## Given task
Identify all lines in the listing that include the word "title", and copy them out.

[Dataset entries on figures]
** START **

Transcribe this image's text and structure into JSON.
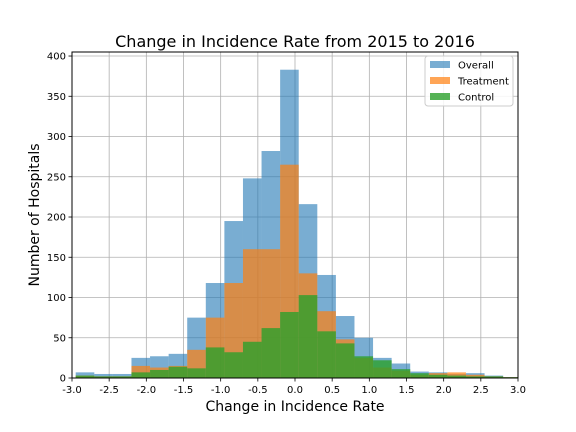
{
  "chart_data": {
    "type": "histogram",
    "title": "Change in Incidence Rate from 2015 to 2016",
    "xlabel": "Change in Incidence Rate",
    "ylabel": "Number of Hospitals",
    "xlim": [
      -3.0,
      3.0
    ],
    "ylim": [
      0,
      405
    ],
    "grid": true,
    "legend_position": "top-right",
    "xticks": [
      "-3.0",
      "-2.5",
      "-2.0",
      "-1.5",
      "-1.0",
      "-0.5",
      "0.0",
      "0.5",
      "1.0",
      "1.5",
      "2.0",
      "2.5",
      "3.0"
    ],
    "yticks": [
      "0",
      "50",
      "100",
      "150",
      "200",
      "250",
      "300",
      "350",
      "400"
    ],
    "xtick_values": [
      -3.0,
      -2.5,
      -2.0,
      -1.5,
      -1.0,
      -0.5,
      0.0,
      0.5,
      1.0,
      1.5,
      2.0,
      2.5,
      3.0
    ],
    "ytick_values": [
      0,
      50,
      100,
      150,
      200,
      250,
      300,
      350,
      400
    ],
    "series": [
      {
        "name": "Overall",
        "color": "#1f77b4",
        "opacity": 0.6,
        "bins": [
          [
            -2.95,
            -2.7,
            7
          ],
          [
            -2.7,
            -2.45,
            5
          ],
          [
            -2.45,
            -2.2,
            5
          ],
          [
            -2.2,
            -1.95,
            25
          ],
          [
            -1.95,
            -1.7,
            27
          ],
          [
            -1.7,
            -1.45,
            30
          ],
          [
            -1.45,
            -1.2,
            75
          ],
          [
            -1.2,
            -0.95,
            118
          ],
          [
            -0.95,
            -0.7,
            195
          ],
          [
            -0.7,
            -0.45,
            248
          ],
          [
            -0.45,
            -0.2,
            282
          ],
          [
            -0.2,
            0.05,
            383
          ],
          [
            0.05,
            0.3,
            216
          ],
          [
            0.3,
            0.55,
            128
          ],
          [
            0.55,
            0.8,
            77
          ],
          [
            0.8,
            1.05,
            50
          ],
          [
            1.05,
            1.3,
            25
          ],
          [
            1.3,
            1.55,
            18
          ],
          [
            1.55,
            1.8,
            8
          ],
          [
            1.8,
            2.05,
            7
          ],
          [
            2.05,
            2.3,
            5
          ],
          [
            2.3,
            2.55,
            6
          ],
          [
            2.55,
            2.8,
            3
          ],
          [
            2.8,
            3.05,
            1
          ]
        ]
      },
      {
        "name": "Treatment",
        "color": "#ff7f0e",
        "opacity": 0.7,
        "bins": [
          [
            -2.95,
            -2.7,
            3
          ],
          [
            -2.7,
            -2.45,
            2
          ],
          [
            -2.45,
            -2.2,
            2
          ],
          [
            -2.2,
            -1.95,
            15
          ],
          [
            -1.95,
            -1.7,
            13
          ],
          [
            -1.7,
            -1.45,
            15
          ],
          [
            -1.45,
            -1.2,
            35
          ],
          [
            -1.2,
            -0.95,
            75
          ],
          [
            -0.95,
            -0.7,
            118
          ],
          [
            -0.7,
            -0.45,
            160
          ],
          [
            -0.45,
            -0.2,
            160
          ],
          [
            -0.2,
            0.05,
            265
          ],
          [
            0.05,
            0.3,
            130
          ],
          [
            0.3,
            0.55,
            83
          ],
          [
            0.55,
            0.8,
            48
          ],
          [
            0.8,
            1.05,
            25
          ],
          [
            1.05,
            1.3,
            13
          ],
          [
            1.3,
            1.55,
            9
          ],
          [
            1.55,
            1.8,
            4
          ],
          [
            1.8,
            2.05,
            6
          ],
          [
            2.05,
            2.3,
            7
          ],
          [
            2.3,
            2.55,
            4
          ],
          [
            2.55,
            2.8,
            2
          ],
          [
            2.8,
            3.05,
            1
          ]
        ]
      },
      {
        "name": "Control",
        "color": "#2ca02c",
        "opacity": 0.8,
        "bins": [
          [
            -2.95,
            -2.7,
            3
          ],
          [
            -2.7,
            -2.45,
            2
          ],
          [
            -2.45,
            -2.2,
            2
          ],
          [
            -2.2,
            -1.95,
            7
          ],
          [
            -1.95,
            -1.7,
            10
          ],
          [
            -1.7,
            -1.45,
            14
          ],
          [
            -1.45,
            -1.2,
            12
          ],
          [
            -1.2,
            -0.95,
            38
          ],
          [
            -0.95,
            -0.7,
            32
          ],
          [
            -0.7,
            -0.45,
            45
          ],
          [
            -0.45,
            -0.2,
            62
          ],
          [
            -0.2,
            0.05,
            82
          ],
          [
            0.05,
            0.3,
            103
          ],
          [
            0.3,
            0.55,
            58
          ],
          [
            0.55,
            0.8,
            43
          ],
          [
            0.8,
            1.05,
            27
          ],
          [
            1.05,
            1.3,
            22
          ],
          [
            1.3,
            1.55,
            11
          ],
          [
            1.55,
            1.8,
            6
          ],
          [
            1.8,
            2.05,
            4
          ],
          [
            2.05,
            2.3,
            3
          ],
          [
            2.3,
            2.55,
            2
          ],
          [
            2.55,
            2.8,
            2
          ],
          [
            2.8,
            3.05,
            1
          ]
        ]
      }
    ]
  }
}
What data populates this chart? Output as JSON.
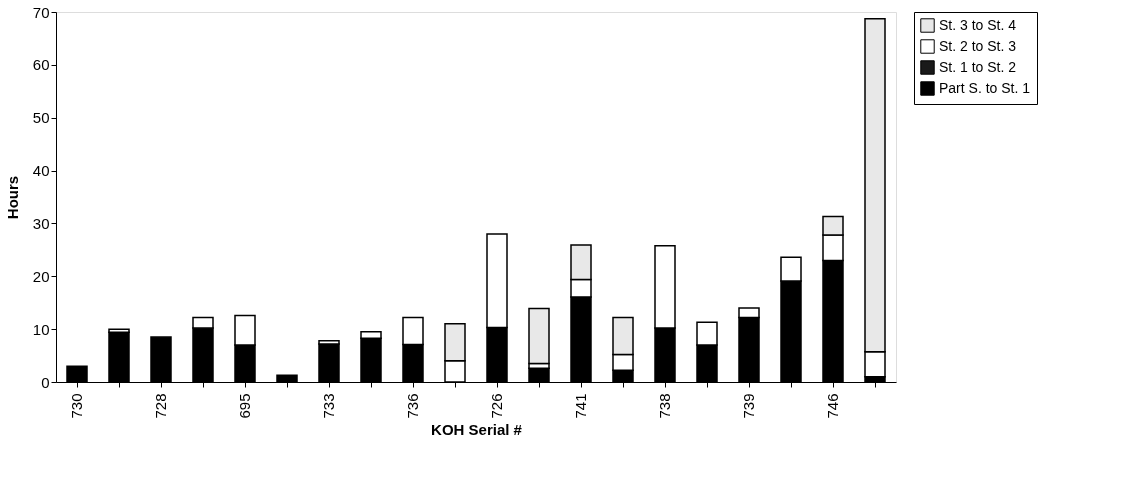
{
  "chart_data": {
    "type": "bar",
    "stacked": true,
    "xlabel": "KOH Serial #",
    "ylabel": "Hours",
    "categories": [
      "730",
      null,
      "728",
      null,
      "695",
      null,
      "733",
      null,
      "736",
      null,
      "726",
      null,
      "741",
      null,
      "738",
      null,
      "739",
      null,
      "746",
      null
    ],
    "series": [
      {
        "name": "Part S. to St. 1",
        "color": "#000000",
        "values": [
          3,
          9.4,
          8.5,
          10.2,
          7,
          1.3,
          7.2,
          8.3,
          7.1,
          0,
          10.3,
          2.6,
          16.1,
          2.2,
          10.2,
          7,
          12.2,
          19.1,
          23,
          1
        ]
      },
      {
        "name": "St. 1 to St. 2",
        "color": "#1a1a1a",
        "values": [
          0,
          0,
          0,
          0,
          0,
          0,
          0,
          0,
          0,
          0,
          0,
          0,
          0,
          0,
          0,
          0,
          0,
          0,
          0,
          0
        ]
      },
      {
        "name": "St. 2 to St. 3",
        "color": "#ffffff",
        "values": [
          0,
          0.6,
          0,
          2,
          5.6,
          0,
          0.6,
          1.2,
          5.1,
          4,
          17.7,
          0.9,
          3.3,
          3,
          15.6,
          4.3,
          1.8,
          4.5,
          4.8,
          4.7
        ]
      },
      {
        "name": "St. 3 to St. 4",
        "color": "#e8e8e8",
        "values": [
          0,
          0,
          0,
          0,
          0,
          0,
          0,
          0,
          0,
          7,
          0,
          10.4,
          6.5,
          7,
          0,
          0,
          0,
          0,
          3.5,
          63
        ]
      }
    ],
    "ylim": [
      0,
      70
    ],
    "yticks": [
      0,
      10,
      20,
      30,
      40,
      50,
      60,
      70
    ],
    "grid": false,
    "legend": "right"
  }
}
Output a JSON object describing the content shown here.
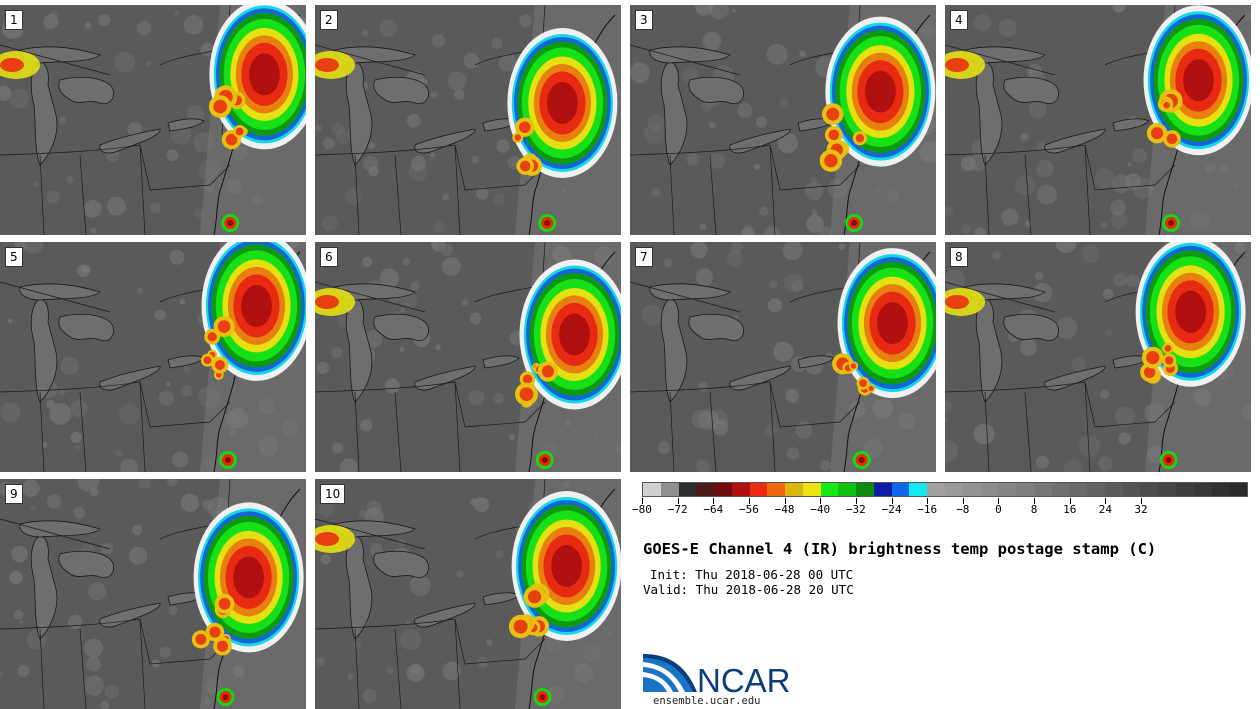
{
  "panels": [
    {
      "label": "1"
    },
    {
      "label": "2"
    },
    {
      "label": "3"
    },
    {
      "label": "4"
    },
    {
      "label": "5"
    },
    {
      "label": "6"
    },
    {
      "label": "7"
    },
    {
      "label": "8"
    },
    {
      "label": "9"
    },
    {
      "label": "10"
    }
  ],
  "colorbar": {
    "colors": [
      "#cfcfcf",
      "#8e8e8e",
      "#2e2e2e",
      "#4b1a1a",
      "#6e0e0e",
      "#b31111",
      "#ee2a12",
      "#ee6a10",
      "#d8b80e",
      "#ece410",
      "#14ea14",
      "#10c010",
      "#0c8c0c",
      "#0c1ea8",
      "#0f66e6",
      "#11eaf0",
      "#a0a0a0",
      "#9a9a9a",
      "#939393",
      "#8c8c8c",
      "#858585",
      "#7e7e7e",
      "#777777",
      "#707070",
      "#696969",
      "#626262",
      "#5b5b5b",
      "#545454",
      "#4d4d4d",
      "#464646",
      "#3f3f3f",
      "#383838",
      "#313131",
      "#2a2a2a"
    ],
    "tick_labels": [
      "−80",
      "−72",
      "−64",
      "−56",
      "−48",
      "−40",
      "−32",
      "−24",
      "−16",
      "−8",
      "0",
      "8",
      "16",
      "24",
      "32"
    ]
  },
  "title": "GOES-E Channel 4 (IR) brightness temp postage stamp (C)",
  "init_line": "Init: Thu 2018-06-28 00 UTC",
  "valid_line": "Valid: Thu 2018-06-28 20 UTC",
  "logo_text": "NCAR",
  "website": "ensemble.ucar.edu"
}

** END **

## Final result
    "title": "Change in Incidence Rate from 2015 to 2016",
  "title": "GOES-E Channel 4 (IR) brightness temp postage stamp (C)",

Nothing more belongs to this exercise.